◆ **REQUIRED WORK**: Read the records below. Copy each line where the string "WITHOUT" occurs.

◆ **Dataset items**:
-- begin --
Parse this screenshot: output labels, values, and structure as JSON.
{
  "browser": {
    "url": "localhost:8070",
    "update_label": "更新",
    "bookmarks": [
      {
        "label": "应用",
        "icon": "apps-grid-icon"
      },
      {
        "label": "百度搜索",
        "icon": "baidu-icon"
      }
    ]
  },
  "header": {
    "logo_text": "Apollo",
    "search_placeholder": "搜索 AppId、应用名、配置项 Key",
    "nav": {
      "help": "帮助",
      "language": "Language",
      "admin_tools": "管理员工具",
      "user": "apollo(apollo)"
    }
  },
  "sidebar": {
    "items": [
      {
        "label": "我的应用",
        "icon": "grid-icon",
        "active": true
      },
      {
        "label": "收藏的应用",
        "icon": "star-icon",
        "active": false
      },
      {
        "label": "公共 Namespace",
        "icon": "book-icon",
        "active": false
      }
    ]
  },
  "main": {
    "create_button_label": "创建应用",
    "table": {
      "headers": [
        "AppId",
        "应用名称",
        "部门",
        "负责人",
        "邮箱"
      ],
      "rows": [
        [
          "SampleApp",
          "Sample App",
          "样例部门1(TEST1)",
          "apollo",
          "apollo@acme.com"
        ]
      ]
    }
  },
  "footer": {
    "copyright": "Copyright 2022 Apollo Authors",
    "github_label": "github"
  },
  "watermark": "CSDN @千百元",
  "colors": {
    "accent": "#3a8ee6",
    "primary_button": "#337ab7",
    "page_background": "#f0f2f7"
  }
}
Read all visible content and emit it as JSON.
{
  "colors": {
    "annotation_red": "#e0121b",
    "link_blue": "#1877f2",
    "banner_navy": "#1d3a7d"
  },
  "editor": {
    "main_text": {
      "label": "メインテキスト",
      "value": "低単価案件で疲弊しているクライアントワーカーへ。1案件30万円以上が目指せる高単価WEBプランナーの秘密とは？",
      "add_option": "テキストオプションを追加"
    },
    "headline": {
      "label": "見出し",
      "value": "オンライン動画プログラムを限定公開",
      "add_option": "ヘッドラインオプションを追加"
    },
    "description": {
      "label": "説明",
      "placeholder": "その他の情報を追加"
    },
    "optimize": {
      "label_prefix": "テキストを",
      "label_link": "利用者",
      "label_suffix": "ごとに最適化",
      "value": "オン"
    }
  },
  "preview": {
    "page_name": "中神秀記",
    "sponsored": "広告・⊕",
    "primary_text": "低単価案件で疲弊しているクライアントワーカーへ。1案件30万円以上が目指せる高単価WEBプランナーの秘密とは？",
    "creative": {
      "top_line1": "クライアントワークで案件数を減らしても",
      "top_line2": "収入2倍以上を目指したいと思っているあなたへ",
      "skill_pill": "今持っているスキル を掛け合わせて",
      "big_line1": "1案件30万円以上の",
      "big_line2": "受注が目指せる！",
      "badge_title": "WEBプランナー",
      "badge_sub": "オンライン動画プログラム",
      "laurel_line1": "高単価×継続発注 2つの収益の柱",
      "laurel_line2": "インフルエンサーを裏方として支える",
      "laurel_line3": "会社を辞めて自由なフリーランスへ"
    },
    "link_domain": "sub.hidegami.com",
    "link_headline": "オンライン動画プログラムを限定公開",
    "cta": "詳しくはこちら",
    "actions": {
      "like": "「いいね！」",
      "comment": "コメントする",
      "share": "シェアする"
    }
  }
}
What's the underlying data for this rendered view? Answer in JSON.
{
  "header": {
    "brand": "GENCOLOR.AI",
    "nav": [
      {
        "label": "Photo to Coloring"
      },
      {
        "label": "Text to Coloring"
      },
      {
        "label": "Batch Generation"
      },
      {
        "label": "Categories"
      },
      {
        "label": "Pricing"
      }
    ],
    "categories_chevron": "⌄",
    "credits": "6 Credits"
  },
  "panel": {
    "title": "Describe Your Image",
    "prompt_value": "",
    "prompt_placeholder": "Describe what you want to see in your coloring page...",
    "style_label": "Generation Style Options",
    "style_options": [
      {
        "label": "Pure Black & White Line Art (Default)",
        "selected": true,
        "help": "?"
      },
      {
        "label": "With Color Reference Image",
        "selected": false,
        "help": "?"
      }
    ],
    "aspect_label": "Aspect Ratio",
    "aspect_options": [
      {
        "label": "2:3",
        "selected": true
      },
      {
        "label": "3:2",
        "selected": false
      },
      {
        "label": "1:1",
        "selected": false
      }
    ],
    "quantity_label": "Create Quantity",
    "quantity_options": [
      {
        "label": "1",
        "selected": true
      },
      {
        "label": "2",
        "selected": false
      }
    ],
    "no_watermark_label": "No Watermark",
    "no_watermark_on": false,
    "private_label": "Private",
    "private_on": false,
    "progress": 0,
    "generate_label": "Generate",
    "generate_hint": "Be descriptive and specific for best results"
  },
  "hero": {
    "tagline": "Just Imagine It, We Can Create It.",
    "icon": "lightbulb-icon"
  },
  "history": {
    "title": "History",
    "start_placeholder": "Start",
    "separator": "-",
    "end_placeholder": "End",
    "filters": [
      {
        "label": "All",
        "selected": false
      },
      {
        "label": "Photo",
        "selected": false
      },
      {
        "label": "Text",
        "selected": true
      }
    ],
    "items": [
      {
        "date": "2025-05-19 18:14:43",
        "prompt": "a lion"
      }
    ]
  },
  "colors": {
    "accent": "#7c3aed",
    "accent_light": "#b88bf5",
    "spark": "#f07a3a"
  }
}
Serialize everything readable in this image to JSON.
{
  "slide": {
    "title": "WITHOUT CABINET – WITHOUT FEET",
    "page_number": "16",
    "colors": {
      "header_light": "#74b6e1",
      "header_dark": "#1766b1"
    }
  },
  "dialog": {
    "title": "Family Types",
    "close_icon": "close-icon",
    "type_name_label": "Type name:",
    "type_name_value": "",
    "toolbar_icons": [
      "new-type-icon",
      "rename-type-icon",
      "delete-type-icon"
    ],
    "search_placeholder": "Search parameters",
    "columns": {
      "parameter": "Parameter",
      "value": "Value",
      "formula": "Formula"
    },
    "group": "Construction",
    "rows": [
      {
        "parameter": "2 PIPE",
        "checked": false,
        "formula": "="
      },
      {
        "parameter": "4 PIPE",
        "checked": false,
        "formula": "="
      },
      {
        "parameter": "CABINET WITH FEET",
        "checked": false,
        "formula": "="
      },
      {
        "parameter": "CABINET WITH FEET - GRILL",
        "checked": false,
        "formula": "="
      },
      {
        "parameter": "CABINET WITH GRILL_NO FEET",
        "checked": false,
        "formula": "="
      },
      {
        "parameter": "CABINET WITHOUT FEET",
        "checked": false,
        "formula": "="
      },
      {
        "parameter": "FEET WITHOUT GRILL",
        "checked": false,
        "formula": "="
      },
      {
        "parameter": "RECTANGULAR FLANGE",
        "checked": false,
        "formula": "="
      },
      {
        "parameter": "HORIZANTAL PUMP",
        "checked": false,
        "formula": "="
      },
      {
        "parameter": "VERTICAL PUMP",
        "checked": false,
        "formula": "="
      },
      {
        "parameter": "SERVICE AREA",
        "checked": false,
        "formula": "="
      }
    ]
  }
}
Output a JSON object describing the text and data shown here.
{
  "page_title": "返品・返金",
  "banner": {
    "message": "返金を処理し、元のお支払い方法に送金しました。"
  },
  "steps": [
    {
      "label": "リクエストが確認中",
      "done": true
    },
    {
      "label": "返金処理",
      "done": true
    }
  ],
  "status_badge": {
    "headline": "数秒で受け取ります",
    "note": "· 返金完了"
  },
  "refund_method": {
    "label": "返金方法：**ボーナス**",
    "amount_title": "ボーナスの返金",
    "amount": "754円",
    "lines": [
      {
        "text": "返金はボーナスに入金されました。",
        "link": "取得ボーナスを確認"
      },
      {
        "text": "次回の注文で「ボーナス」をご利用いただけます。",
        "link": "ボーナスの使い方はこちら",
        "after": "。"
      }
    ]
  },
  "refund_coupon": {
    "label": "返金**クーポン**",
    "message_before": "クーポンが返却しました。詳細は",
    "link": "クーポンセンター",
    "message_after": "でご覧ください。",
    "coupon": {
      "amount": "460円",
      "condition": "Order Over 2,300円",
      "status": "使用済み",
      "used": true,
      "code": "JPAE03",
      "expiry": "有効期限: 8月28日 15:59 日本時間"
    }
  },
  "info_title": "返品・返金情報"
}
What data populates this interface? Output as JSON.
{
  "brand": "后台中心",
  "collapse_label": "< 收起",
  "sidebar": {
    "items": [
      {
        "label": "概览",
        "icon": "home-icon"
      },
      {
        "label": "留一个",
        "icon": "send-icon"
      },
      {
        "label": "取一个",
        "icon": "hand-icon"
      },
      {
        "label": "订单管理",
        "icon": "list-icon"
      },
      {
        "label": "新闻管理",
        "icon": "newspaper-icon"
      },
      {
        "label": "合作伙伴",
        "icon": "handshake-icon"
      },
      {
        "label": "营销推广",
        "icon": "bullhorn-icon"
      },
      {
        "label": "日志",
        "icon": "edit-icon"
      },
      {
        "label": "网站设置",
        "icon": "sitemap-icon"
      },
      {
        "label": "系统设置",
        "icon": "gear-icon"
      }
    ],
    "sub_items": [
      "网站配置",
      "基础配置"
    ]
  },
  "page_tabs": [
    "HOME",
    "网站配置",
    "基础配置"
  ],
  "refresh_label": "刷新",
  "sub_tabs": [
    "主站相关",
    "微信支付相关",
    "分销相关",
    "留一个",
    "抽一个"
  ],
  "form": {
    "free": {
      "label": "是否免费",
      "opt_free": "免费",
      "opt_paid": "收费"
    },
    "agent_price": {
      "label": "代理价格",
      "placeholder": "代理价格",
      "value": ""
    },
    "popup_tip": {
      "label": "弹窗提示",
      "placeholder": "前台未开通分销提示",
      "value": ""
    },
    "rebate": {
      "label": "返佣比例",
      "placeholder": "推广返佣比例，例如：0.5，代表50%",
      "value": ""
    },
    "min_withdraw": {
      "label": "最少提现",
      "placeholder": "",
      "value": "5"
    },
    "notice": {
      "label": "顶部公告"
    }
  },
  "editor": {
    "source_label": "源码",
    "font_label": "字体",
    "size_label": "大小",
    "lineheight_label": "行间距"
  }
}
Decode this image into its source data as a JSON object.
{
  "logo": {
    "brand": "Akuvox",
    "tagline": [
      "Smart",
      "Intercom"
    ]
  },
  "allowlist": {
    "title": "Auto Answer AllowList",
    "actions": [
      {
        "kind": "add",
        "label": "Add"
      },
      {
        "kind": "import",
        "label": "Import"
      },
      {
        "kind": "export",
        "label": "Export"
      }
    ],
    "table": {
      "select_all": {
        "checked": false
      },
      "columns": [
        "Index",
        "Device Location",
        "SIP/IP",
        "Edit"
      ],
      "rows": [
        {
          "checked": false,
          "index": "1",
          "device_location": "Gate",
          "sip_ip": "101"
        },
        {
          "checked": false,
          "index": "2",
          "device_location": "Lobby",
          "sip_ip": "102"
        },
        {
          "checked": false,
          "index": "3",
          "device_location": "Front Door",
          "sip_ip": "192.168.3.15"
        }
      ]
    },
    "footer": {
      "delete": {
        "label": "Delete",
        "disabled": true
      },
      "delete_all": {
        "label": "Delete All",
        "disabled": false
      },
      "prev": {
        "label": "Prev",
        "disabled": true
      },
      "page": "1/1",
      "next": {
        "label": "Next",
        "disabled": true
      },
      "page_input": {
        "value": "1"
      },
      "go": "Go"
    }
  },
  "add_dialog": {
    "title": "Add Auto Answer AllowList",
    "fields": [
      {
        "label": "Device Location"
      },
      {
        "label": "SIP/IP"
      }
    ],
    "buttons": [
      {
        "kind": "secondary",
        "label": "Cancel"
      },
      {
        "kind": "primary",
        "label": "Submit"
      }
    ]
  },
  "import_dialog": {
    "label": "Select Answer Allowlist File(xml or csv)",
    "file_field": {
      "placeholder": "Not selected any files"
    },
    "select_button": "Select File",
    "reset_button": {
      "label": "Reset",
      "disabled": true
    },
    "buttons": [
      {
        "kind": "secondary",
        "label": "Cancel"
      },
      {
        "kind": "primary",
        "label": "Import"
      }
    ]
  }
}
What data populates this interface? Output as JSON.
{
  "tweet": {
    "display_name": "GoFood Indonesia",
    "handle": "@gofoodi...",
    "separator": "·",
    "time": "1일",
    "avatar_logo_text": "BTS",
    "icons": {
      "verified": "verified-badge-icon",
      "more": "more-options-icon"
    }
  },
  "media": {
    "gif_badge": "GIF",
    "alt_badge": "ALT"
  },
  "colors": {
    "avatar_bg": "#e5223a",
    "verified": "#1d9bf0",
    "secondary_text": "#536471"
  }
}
-- end --
◆ **FULL RESPONSE**:
    "title": "WITHOUT CABINET – WITHOUT FEET",
        "parameter": "CABINET WITHOUT FEET",
        "parameter": "FEET WITHOUT GRILL",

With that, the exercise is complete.